# Supplied records:
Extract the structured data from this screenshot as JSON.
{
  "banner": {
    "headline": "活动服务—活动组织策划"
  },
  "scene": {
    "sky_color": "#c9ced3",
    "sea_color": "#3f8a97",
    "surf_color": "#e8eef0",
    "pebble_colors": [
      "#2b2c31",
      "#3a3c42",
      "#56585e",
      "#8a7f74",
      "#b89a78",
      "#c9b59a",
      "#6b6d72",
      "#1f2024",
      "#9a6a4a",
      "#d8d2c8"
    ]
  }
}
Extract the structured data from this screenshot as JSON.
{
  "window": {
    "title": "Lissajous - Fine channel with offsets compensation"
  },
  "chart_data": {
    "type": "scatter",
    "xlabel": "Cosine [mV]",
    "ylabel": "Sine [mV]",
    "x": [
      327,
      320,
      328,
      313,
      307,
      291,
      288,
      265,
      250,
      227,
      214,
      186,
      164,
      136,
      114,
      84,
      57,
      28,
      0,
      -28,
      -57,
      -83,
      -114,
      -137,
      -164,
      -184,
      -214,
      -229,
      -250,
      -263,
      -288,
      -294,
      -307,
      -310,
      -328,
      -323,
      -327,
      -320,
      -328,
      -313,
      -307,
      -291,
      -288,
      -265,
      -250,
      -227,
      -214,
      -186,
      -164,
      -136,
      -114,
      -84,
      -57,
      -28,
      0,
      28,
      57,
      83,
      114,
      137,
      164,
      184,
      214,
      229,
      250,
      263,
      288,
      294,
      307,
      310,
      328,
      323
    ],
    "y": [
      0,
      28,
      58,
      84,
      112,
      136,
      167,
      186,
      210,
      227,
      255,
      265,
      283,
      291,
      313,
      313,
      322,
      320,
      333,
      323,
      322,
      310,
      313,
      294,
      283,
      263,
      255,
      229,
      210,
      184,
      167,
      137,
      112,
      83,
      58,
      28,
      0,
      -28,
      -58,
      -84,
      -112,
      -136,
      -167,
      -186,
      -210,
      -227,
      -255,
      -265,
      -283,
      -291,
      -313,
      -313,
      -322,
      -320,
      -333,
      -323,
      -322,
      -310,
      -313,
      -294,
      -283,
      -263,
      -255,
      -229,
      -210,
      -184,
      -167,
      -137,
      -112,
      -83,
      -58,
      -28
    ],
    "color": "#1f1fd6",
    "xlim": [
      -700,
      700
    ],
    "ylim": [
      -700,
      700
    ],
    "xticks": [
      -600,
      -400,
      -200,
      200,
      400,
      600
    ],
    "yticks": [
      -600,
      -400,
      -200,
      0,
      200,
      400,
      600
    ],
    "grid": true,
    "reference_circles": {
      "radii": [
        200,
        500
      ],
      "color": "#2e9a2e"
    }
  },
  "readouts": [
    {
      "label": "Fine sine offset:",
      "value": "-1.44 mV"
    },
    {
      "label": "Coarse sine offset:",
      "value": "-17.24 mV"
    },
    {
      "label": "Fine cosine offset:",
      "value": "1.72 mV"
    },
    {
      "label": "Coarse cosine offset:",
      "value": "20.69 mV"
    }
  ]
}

# Requirements:
Reproduce the records above exactly.

# Finished task:
Extract the structured data from this screenshot as JSON.
{
  "banner": {
    "headline": "活动服务—活动组织策划"
  },
  "scene": {
    "sky_color": "#c9ced3",
    "sea_color": "#3f8a97",
    "surf_color": "#e8eef0",
    "pebble_colors": [
      "#2b2c31",
      "#3a3c42",
      "#56585e",
      "#8a7f74",
      "#b89a78",
      "#c9b59a",
      "#6b6d72",
      "#1f2024",
      "#9a6a4a",
      "#d8d2c8"
    ]
  }
}
Extract the structured data from this screenshot as JSON.
{
  "window": {
    "title": "Lissajous - Fine channel with offsets compensation"
  },
  "chart_data": {
    "type": "scatter",
    "xlabel": "Cosine [mV]",
    "ylabel": "Sine [mV]",
    "x": [
      327,
      320,
      328,
      313,
      307,
      291,
      288,
      265,
      250,
      227,
      214,
      186,
      164,
      136,
      114,
      84,
      57,
      28,
      0,
      -28,
      -57,
      -83,
      -114,
      -137,
      -164,
      -184,
      -214,
      -229,
      -250,
      -263,
      -288,
      -294,
      -307,
      -310,
      -328,
      -323,
      -327,
      -320,
      -328,
      -313,
      -307,
      -291,
      -288,
      -265,
      -250,
      -227,
      -214,
      -186,
      -164,
      -136,
      -114,
      -84,
      -57,
      -28,
      0,
      28,
      57,
      83,
      114,
      137,
      164,
      184,
      214,
      229,
      250,
      263,
      288,
      294,
      307,
      310,
      328,
      323
    ],
    "y": [
      0,
      28,
      58,
      84,
      112,
      136,
      167,
      186,
      210,
      227,
      255,
      265,
      283,
      291,
      313,
      313,
      322,
      320,
      333,
      323,
      322,
      310,
      313,
      294,
      283,
      263,
      255,
      229,
      210,
      184,
      167,
      137,
      112,
      83,
      58,
      28,
      0,
      -28,
      -58,
      -84,
      -112,
      -136,
      -167,
      -186,
      -210,
      -227,
      -255,
      -265,
      -283,
      -291,
      -313,
      -313,
      -322,
      -320,
      -333,
      -323,
      -322,
      -310,
      -313,
      -294,
      -283,
      -263,
      -255,
      -229,
      -210,
      -184,
      -167,
      -137,
      -112,
      -83,
      -58,
      -28
    ],
    "color": "#1f1fd6",
    "xlim": [
      -700,
      700
    ],
    "ylim": [
      -700,
      700
    ],
    "xticks": [
      -600,
      -400,
      -200,
      200,
      400,
      600
    ],
    "yticks": [
      -600,
      -400,
      -200,
      0,
      200,
      400,
      600
    ],
    "grid": true,
    "reference_circles": {
      "radii": [
        200,
        500
      ],
      "color": "#2e9a2e"
    }
  },
  "readouts": [
    {
      "label": "Fine sine offset:",
      "value": "-1.44 mV"
    },
    {
      "label": "Coarse sine offset:",
      "value": "-17.24 mV"
    },
    {
      "label": "Fine cosine offset:",
      "value": "1.72 mV"
    },
    {
      "label": "Coarse cosine offset:",
      "value": "20.69 mV"
    }
  ]
}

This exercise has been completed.